■ **Latihan Singkat**
Tuliskan lanjutan teks tentang kesalahan dalam UU Cipta Kerja di bawah ini, dimulai setelah kalimat terakhir yang ditampilkan.
-------- Kutipan Sumber --------
Berdasarkan dokumen salinan UU Nomor 11 tahun 2020 yang diunduh dari laman jdih.setneg.go.id, Pasal 6 Bab III itu berbunyi:
"Peningkatan ekosistem investasi dan kegiatan berusaha sebagaimana dimaksud dalam Pasal 5 ayat (1) huruf a meliputi....."
Bunyi pasal 6 tersebut merujuk pada Pasal 5 ayat (1) huruf a. Padahal, dalam dokumen UU nomor 11 tahun 2020 tentang Cipta Kerja itu, dalam Pasal 5, tidak terdapat huruf a maupun ayat 1. Pasal 5 UU 11/2020 hanya berbunyi:
"Ruang lingkup sebagaimana dimaksud dalam Pasal 4 meliputi bidang hukum yang diatur dalam undang-undang terkait." demikian bunyi pasal tersebut tanpa adanya angka dan huruf di bawahnya.
Pakar hukum tata negara, Bivitri Susanti menilai, adanya kesalahan baik akibat salah tik atau penyusunan pasal/bab, membuktikan proses pembentukkan UU Cipta Kerja sangatlah buruk. Kesalahan demi kesalahan ditemukan sejak UU Cipta Kerja disahkan di Rapat Paripurna DPR bahkan hingga ditandatangani oleh Presiden.
“Buruknya proses (pembentukan undang-undang), ugal-ugalan seperti ini. Seakan-akan mengkerdilkan proses pembuatan undang-undang, padahal undang-undang itu seperti kontrak sosial warga melalui wakil-wakilnya,” ujar Bivitri saat dihubungi, Selasa (3/11).
Menurutnya, jika ada masih adanya kesalahan redaksional dalam UU Cipta Kerja, membuat pasal tersebut tak berlaku. Perbaikan pun tak bisa kembali dilakukan, karena presiden juga telah menekennya menjadi Undang-Undang Nomor 11 Tahun 2020 Tentang Cipta Kerja.
-------- Entri yang Disediakan --------
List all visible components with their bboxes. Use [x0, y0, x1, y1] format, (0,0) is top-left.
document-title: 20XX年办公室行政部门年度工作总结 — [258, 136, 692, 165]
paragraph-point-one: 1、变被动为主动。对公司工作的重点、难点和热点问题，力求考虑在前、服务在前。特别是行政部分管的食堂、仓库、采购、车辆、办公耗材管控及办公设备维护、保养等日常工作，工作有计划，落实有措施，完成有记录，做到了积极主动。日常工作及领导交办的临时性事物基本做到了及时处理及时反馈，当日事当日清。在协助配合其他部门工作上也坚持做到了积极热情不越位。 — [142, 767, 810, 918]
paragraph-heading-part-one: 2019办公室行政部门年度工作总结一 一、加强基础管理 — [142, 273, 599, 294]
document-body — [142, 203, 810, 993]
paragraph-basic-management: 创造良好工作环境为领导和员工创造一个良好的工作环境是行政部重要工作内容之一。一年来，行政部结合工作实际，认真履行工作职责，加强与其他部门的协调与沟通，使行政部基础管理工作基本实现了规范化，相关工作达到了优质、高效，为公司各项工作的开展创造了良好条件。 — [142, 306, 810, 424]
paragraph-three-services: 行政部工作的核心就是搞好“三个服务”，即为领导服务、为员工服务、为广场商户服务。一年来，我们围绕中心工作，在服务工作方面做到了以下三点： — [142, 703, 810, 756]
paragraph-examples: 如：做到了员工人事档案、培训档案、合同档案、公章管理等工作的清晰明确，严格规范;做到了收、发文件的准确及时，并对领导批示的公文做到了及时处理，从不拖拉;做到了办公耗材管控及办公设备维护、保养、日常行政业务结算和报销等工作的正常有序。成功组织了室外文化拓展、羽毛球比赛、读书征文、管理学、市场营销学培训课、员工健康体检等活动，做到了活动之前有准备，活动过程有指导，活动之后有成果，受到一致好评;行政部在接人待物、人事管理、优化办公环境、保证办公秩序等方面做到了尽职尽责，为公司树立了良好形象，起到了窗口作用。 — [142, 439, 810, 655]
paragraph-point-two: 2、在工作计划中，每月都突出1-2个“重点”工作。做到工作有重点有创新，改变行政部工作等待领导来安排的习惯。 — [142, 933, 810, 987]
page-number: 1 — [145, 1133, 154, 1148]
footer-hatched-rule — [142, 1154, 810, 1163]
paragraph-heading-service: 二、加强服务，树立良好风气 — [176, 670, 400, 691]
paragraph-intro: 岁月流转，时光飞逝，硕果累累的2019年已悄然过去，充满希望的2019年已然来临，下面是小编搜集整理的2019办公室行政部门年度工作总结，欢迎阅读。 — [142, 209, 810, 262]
--------
■ **Hasil Tugas**
“Dalam hukum, tidak boleh suatu pasal dijalankan sesuai dengan imajinasi penerapan pasal saja. Harus persis seperti yang tertulis,” ujar Bivitri.
Selain Pasal 6, Bivitri juga menemukan kesalahan lainnya, terdapat di Pasal 53 pada halaman 757. Pada ayat (5) yang berbunyi, “Ketentuan lebih lanjut mengenai bentuk penetapan Keputusan dan/atau Tindakan yang dianggap dikabulkan secara hukum sebagaimana dimaksud pada ayat (3) diatur dalam Peraturan Presiden".
Ia menjelaskan, ayat 5 Pasal 53 seharusnya merujuk pada ayat 4 bukan 3 seperti yang tertulis dalam naskah Undang-Undang Nomor 11 Tahun 2020 tentang Cipta Kerja.
“Kalau pemerintah mau membuat ada kepastian hukum agar pasal-pasal itu bisa dilaksanakan, bisa keluarkan Perppu, karena undang-undang tidak bisa diubah begitu saja. Kalau cuma perjanjian bisa direvisi,” ujar Bivitri.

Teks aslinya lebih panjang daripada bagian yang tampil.